*Brief*. Look through the listing below and give the number of lines that hold "type". Say nothing more.
===== Task input
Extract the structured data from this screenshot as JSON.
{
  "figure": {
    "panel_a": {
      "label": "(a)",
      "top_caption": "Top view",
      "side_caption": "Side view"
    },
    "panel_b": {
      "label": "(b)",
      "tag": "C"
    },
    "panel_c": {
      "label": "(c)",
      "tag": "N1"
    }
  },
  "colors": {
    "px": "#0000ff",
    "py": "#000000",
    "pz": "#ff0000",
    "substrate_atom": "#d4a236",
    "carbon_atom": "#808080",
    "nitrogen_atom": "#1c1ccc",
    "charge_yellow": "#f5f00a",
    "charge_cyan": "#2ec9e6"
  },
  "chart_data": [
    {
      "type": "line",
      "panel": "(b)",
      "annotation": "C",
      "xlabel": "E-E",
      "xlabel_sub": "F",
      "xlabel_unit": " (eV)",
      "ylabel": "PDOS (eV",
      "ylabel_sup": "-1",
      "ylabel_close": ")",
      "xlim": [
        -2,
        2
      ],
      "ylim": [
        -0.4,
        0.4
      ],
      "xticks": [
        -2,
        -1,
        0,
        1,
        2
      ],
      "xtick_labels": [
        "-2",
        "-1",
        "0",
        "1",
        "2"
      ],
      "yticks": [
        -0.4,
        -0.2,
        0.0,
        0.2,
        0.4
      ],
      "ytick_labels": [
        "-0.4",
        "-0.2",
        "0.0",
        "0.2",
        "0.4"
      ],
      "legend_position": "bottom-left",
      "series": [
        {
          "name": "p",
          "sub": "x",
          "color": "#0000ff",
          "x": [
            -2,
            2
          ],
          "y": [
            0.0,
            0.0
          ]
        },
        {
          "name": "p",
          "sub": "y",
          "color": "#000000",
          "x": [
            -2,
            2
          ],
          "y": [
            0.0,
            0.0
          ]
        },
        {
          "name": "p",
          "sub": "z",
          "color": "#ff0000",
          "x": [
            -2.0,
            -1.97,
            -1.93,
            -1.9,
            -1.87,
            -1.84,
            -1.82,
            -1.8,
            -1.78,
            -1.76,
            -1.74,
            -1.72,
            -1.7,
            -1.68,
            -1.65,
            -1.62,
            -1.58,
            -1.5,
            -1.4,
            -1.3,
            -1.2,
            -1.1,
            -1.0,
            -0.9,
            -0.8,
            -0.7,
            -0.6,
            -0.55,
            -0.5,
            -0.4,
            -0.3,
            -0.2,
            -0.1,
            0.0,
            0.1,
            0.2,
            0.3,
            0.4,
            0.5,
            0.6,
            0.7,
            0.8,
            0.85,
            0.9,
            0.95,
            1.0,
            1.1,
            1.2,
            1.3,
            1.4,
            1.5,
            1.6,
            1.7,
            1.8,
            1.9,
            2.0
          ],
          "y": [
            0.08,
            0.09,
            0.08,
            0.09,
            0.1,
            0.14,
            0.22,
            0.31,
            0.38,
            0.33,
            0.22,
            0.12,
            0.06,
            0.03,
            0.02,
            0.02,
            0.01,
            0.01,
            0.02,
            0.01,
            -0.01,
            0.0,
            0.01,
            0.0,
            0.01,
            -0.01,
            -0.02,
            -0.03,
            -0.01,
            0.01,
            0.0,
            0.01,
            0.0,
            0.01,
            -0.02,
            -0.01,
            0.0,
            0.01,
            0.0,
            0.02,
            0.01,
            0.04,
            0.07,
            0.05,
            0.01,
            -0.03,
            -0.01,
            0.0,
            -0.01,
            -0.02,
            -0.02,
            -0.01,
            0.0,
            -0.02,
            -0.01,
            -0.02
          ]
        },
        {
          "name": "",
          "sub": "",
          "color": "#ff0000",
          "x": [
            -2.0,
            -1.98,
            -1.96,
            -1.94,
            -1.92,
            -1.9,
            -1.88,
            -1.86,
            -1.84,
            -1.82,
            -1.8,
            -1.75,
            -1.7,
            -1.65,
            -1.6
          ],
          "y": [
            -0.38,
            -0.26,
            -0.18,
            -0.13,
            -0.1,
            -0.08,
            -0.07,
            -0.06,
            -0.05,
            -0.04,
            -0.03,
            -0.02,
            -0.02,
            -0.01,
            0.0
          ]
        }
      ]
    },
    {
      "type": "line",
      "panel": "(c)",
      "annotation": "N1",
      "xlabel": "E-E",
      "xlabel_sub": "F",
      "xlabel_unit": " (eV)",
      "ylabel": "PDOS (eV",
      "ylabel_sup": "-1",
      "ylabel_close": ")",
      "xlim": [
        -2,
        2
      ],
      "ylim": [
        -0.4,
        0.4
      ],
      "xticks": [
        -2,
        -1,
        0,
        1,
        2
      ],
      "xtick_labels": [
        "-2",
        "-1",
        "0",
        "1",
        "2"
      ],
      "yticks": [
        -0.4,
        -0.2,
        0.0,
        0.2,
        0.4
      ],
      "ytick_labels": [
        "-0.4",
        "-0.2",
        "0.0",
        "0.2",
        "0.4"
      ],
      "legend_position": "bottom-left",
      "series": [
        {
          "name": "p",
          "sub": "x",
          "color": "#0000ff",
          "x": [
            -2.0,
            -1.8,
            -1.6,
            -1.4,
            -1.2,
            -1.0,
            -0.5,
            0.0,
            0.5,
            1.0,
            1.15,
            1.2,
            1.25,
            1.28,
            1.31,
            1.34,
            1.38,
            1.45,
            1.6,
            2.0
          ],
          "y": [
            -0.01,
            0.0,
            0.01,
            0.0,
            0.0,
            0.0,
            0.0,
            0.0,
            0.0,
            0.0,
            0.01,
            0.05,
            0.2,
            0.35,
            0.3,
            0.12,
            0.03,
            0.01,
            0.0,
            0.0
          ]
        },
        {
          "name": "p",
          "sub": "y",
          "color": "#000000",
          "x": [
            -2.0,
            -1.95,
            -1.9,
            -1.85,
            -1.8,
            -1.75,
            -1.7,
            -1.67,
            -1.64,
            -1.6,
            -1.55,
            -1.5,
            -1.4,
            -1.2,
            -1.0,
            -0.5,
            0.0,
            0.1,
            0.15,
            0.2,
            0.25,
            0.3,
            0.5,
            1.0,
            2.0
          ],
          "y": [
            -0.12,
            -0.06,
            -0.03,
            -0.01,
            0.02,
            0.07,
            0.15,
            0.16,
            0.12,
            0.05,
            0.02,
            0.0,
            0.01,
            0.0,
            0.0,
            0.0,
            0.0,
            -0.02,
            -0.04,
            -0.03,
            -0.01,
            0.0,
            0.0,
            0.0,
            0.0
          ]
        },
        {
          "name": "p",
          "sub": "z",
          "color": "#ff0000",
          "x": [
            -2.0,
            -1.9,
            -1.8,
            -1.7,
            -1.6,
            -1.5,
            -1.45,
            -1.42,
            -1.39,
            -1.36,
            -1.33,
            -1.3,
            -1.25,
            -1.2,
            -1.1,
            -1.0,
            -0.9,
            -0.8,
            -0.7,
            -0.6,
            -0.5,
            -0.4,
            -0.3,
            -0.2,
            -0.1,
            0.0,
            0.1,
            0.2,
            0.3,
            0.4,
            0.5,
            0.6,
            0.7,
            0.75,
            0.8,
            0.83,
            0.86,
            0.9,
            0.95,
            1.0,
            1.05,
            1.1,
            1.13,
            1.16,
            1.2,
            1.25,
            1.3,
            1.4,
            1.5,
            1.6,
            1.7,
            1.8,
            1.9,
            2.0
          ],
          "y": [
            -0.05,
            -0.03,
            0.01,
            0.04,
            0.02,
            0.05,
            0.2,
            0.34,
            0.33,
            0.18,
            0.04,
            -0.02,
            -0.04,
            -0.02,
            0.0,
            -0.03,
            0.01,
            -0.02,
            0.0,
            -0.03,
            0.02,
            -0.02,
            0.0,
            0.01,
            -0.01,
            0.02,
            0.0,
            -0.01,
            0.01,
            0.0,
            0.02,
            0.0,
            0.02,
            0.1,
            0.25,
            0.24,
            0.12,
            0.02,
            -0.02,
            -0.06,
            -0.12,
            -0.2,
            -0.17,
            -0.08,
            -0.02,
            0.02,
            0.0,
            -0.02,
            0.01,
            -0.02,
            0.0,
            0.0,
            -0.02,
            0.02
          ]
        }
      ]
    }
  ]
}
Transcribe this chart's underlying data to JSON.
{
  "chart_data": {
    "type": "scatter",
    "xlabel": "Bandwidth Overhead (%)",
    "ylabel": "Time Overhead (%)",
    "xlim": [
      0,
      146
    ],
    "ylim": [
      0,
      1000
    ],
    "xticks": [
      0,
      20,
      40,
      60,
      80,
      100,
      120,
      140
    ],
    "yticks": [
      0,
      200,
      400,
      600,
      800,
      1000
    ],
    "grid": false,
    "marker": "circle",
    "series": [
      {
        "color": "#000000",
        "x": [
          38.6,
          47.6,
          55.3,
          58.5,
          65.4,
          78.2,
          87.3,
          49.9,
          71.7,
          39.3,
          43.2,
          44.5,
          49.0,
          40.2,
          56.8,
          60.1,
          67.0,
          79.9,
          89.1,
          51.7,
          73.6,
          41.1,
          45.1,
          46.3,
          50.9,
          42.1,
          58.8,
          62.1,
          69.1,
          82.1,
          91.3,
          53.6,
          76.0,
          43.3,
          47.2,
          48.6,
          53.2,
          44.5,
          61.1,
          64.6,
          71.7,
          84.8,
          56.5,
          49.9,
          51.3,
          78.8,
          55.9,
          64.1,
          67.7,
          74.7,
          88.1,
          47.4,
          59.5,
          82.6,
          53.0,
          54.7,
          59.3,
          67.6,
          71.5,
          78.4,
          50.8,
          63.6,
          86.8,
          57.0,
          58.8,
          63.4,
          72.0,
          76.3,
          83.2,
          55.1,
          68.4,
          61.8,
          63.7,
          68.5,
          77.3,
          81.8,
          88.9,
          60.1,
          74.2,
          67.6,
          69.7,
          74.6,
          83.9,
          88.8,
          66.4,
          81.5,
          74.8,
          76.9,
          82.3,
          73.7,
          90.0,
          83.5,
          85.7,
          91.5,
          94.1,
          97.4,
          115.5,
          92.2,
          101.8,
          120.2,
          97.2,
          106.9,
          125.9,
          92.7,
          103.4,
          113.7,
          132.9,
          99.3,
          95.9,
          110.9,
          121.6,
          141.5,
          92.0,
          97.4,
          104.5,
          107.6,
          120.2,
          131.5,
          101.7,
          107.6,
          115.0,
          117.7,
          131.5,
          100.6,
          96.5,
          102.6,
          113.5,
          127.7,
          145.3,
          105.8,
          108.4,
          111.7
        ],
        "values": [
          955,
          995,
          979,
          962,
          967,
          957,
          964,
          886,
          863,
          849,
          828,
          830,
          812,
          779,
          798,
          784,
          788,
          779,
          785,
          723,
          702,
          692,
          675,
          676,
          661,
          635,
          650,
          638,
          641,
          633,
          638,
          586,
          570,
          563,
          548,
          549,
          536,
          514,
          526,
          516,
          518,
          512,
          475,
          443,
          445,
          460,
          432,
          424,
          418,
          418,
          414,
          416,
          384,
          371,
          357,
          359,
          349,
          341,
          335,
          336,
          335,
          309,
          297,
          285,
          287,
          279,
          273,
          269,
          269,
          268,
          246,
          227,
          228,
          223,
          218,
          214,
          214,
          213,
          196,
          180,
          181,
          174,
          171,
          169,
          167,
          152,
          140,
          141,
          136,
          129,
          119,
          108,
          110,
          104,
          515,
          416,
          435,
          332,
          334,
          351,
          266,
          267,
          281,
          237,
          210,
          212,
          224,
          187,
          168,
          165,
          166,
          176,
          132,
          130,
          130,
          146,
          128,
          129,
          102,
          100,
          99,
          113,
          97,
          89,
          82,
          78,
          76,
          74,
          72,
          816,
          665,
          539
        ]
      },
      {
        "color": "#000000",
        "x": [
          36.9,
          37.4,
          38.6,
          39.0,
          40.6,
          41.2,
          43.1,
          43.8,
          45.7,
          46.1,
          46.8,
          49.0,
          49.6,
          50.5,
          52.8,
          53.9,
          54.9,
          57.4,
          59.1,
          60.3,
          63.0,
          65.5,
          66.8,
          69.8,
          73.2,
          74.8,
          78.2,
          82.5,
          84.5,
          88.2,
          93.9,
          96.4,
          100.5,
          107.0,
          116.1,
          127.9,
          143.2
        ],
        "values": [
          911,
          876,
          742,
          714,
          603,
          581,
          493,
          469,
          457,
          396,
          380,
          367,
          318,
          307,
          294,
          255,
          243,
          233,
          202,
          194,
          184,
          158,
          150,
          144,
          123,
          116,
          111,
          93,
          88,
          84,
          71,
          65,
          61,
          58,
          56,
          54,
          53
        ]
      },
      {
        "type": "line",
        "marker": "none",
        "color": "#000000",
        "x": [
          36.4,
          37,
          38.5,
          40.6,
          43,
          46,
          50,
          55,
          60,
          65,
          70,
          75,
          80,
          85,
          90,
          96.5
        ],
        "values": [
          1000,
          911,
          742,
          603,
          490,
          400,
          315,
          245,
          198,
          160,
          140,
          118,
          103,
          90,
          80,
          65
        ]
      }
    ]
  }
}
==========
*Response*. 4